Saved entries
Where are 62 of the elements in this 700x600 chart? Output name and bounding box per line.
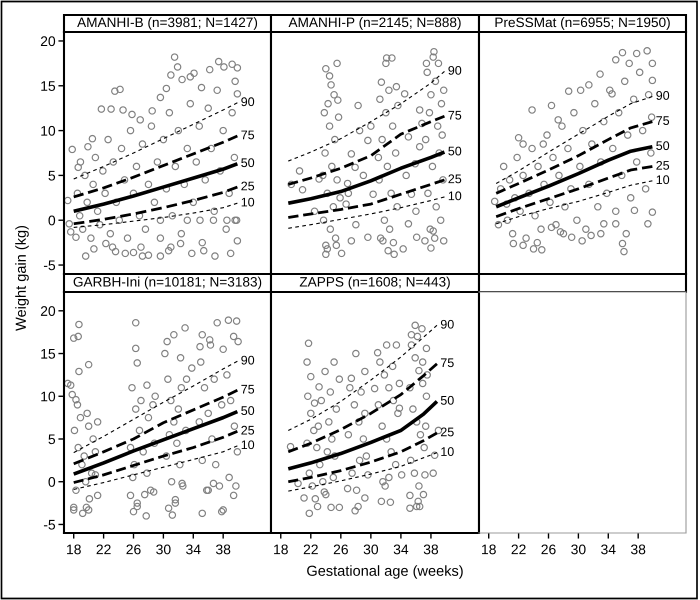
x-tick-label: 30 — [156, 544, 171, 554]
y-tick-label: 20 — [40, 36, 56, 46]
chart-title: ZAPPS (n=1608; N=443) — [300, 276, 450, 290]
x-tick-label: 38 — [424, 544, 438, 554]
series-label: 90 — [440, 320, 454, 329]
series-label: 25 — [448, 174, 462, 184]
series-label: 25 — [440, 428, 454, 436]
series-label: 10 — [242, 440, 254, 450]
y-tick-label: 10 — [41, 392, 56, 402]
series-label: 75 — [241, 384, 254, 394]
x-tick-label: 26 — [541, 544, 556, 554]
x-tick-label: 18 — [482, 544, 496, 554]
x-axis-title: Gestational age (weeks) — [307, 565, 463, 579]
series-label: 50 — [241, 158, 254, 168]
series-label: 50 — [241, 406, 254, 415]
series-label: 90 — [241, 97, 254, 106]
series-label: 10 — [441, 447, 454, 456]
x-tick-label: 34 — [601, 544, 616, 554]
y-tick-label: 15 — [41, 349, 56, 359]
series-label: 25 — [241, 426, 254, 435]
series-label: 10 — [656, 175, 670, 184]
x-tick-label: 38 — [630, 544, 646, 554]
series-label: 50 — [656, 141, 670, 150]
y-tick-label: -5 — [44, 260, 56, 270]
chart-title: GARBH-Ini (n=10181; N=3183) — [74, 276, 262, 290]
y-tick-label: 10 — [41, 126, 56, 136]
series-label: 75 — [656, 116, 670, 125]
series-label: 75 — [448, 110, 462, 120]
x-tick-label: 34 — [186, 544, 201, 554]
y-tick-label: 0 — [48, 477, 56, 487]
x-tick-label: 30 — [571, 544, 586, 554]
chart-title: AMANHI-B (n=3981; N=1427) — [77, 17, 258, 30]
x-tick-label: 38 — [216, 544, 230, 554]
y-tick-label: 20 — [40, 306, 56, 316]
series-label: 50 — [440, 396, 454, 405]
y-axis-title: Weight gain (kg) — [15, 226, 29, 331]
chart-title: PreSSMat (n=6955; N=1950) — [495, 17, 670, 30]
series-label: 10 — [242, 198, 254, 207]
x-tick-label: 22 — [304, 544, 318, 554]
series-label: 25 — [656, 160, 670, 170]
y-tick-label: -5 — [44, 520, 56, 530]
y-tick-label: 5 — [48, 170, 56, 181]
y-tick-label: 5 — [48, 434, 56, 444]
series-label: 50 — [448, 146, 462, 156]
series-label: 10 — [448, 191, 462, 200]
y-tick-label: 15 — [41, 81, 56, 91]
series-label: 90 — [448, 66, 462, 75]
x-tick-label: 22 — [96, 544, 111, 554]
series-label: 90 — [241, 356, 254, 365]
series-label: 75 — [241, 130, 254, 140]
x-tick-label: 22 — [512, 544, 526, 554]
y-tick-label: 0 — [48, 216, 56, 226]
x-tick-label: 26 — [126, 544, 141, 554]
x-tick-label: 18 — [67, 544, 81, 554]
x-tick-label: 18 — [274, 544, 288, 554]
chart-title: AMANHI-P (n=2145; N=888) — [288, 17, 461, 30]
x-tick-label: 30 — [364, 544, 378, 554]
x-tick-label: 34 — [394, 544, 408, 554]
series-label: 90 — [656, 91, 670, 100]
x-tick-label: 26 — [334, 544, 348, 554]
series-label: 75 — [440, 358, 454, 368]
series-label: 25 — [241, 182, 254, 190]
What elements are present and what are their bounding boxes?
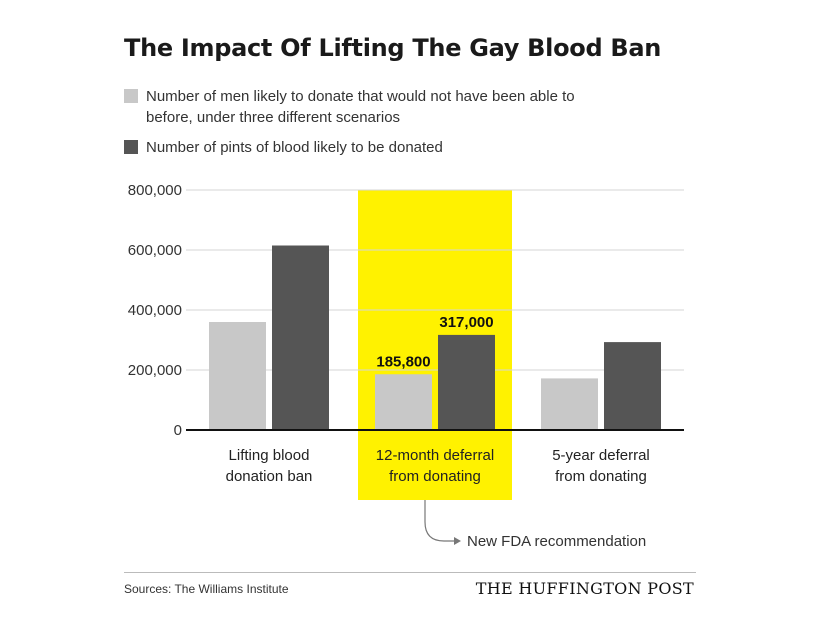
bar-pints	[272, 245, 329, 430]
bar-pints	[604, 342, 661, 430]
bar-men	[541, 378, 598, 430]
annotation-arrowhead-icon	[454, 537, 461, 545]
y-tick-label: 0	[174, 422, 182, 439]
x-category-label-line: Lifting blood	[229, 447, 310, 464]
y-tick-label: 400,000	[128, 302, 182, 319]
x-category-label-line: 5-year deferral	[552, 447, 650, 464]
x-category-label-line: 12-month deferral	[376, 447, 494, 464]
legend-label-pints: Number of pints of blood likely to be do…	[146, 139, 443, 156]
legend-swatch-pints	[124, 140, 138, 154]
x-category-label: 12-month deferral from donating	[376, 447, 494, 485]
legend-item-men: Number of men likely to donate that woul…	[124, 86, 606, 128]
y-tick-label: 200,000	[128, 362, 182, 379]
source-note: Sources: The Williams Institute	[124, 582, 289, 596]
y-tick-label: 600,000	[128, 242, 182, 259]
data-label: 185,800	[376, 353, 430, 370]
annotation-connector	[424, 500, 454, 542]
legend-label-men: Number of men likely to donate that woul…	[146, 88, 575, 126]
bar-pints	[438, 334, 495, 430]
x-category-label: 5-year deferral from donating	[552, 447, 650, 485]
bar-men	[375, 374, 432, 430]
legend-item-pints: Number of pints of blood likely to be do…	[124, 137, 606, 158]
x-category-label: Lifting blood donation ban	[226, 447, 313, 485]
bar-men	[209, 322, 266, 430]
footer-divider	[124, 572, 696, 573]
x-category-label-line: from donating	[555, 468, 647, 485]
fda-annotation: New FDA recommendation	[467, 533, 647, 550]
y-tick-label: 800,000	[128, 182, 182, 199]
x-category-label-line: donation ban	[226, 468, 313, 485]
data-label: 317,000	[439, 314, 493, 331]
publisher-logo: THE HUFFINGTON POST	[475, 579, 694, 598]
legend-swatch-men	[124, 89, 138, 103]
chart-title: The Impact Of Lifting The Gay Blood Ban	[124, 34, 662, 62]
x-category-label-line: from donating	[389, 468, 481, 485]
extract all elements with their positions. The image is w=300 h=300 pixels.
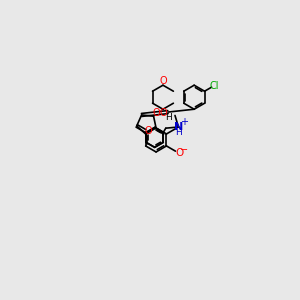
Text: Cl: Cl [209,81,219,91]
Text: H: H [165,113,172,122]
Text: O: O [145,126,152,136]
Text: H: H [175,128,182,136]
Text: O: O [175,148,183,158]
Text: O: O [159,108,167,118]
Text: O: O [159,76,167,86]
Text: O: O [153,108,160,118]
Text: N: N [174,122,183,132]
Text: +: + [180,117,188,127]
Text: −: − [180,145,188,155]
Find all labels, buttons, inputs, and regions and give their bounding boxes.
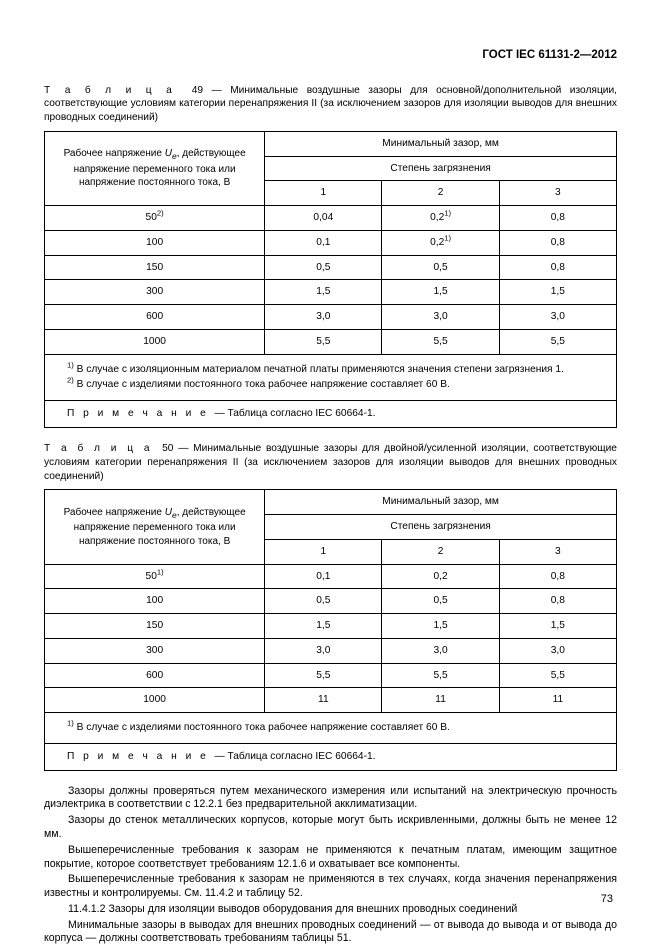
cell: 11 xyxy=(499,688,616,713)
table-row: 501) 0,1 0,2 0,8 xyxy=(45,564,617,589)
table-50-caption: Т а б л и ц а 50 — Минимальные воздушные… xyxy=(44,442,617,483)
t49-col-3: 3 xyxy=(499,181,616,206)
t50-row-header: Рабочее напряжение Ue, действующее напря… xyxy=(45,490,265,564)
t50-col-3: 3 xyxy=(499,539,616,564)
body-para: Вышеперечисленные требования к зазорам н… xyxy=(44,844,617,872)
cell: 100 xyxy=(45,230,265,255)
t49-note-label: П р и м е ч а н и е xyxy=(67,408,209,419)
cell: 1,5 xyxy=(265,614,382,639)
t49-note-text: — Таблица согласно IEC 60664-1. xyxy=(214,408,375,419)
cell: 300 xyxy=(45,280,265,305)
t49-top-header: Минимальный зазор, мм xyxy=(265,131,617,156)
table-row: 600 3,0 3,0 3,0 xyxy=(45,305,617,330)
cell: 0,8 xyxy=(499,589,616,614)
t50-note-label: П р и м е ч а н и е xyxy=(67,751,209,762)
t50-footnotes: 1) В случае с изделиями постоянного тока… xyxy=(44,713,617,744)
cell: 1000 xyxy=(45,688,265,713)
t49-footnotes: 1) В случае с изоляционным материалом пе… xyxy=(44,355,617,402)
cell: 5,5 xyxy=(382,329,499,354)
cell: 1,5 xyxy=(499,280,616,305)
cell: 5,5 xyxy=(265,663,382,688)
body-para: Зазоры до стенок металлических корпусов,… xyxy=(44,814,617,842)
t50-sub-header: Степень загрязнения xyxy=(265,515,617,540)
cell: 0,8 xyxy=(499,230,616,255)
table-row: 150 1,5 1,5 1,5 xyxy=(45,614,617,639)
cell: 0,5 xyxy=(382,589,499,614)
t50-note-text: — Таблица согласно IEC 60664-1. xyxy=(214,751,375,762)
t49-col-1: 1 xyxy=(265,181,382,206)
document-id: ГОСТ IEC 61131-2—2012 xyxy=(44,48,617,64)
cell: 3,0 xyxy=(382,305,499,330)
cell: 0,5 xyxy=(382,255,499,280)
table-49-caption: Т а б л и ц а 49 — Минимальные воздушные… xyxy=(44,84,617,125)
cell: 0,5 xyxy=(265,255,382,280)
cell: 0,21) xyxy=(382,230,499,255)
cell: 0,1 xyxy=(265,230,382,255)
t49-col-2: 2 xyxy=(382,181,499,206)
cell: 1,5 xyxy=(382,614,499,639)
cell: 150 xyxy=(45,614,265,639)
cell: 1,5 xyxy=(382,280,499,305)
cell: 0,5 xyxy=(265,589,382,614)
cell: 3,0 xyxy=(265,638,382,663)
cell: 0,8 xyxy=(499,564,616,589)
cell: 5,5 xyxy=(382,663,499,688)
cell: 600 xyxy=(45,663,265,688)
body-para: Минимальные зазоры в выводах для внешних… xyxy=(44,919,617,946)
cell: 0,1 xyxy=(265,564,382,589)
cell: 1000 xyxy=(45,329,265,354)
table-row: 1000 11 11 11 xyxy=(45,688,617,713)
table-49: Рабочее напряжение Ue, действующее напря… xyxy=(44,131,617,355)
page-number: 73 xyxy=(601,892,613,907)
cell: 600 xyxy=(45,305,265,330)
cell: 0,8 xyxy=(499,206,616,231)
table-row: 150 0,5 0,5 0,8 xyxy=(45,255,617,280)
table-row: 502) 0,04 0,21) 0,8 xyxy=(45,206,617,231)
table-row: 1000 5,5 5,5 5,5 xyxy=(45,329,617,354)
cell: 3,0 xyxy=(265,305,382,330)
t50-top-header: Минимальный зазор, мм xyxy=(265,490,617,515)
cell: 3,0 xyxy=(382,638,499,663)
t50-col-1: 1 xyxy=(265,539,382,564)
t49-row-header: Рабочее напряжение Ue, действующее напря… xyxy=(45,131,265,205)
cell: 11 xyxy=(265,688,382,713)
cell: 1,5 xyxy=(499,614,616,639)
t49-note: П р и м е ч а н и е — Таблица согласно I… xyxy=(44,401,617,428)
table-50: Рабочее напряжение Ue, действующее напря… xyxy=(44,489,617,713)
table-row: 300 1,5 1,5 1,5 xyxy=(45,280,617,305)
table-row: 600 5,5 5,5 5,5 xyxy=(45,663,617,688)
cell: 11 xyxy=(382,688,499,713)
table-49-prefix: Т а б л и ц а xyxy=(44,85,175,96)
table-row: 100 0,5 0,5 0,8 xyxy=(45,589,617,614)
table-row: 300 3,0 3,0 3,0 xyxy=(45,638,617,663)
cell: 5,5 xyxy=(265,329,382,354)
cell: 5,5 xyxy=(499,663,616,688)
cell: 0,2 xyxy=(382,564,499,589)
cell: 5,5 xyxy=(499,329,616,354)
body-para: Вышеперечисленные требования к зазорам н… xyxy=(44,873,617,901)
t50-col-2: 2 xyxy=(382,539,499,564)
table-row: 100 0,1 0,21) 0,8 xyxy=(45,230,617,255)
body-para: 11.4.1.2 Зазоры для изоляции выводов обо… xyxy=(44,903,617,917)
body-text: Зазоры должны проверяться путем механиче… xyxy=(44,785,617,946)
body-para: Зазоры должны проверяться путем механиче… xyxy=(44,785,617,813)
cell: 0,8 xyxy=(499,255,616,280)
t50-note: П р и м е ч а н и е — Таблица согласно I… xyxy=(44,744,617,771)
table-50-prefix: Т а б л и ц а xyxy=(44,443,153,454)
cell: 150 xyxy=(45,255,265,280)
cell: 3,0 xyxy=(499,638,616,663)
cell: 300 xyxy=(45,638,265,663)
table-50-number: 50 xyxy=(162,443,173,454)
cell: 1,5 xyxy=(265,280,382,305)
table-49-number: 49 xyxy=(192,85,203,96)
cell: 0,21) xyxy=(382,206,499,231)
t49-sub-header: Степень загрязнения xyxy=(265,156,617,181)
cell: 100 xyxy=(45,589,265,614)
cell: 3,0 xyxy=(499,305,616,330)
cell: 0,04 xyxy=(265,206,382,231)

| What is expected |
Copy the lines of the saved entries from the one containing "Text: Cl: Cl [209,81,219,91]" through the one containing "Find all labels, buttons, inputs, and", inclusive, reproducing them unchanged.

| The output |
Text: Cl: Cl [209,81,219,91]
Text: H: H [165,113,172,122]
Text: O: O [145,126,152,136]
Text: H: H [175,128,182,136]
Text: O: O [175,148,183,158]
Text: O: O [159,108,167,118]
Text: O: O [159,76,167,86]
Text: O: O [153,108,160,118]
Text: N: N [174,122,183,132]
Text: +: + [180,117,188,127]
Text: −: − [180,145,188,155]
Find all labels, buttons, inputs, and regions and give their bounding boxes.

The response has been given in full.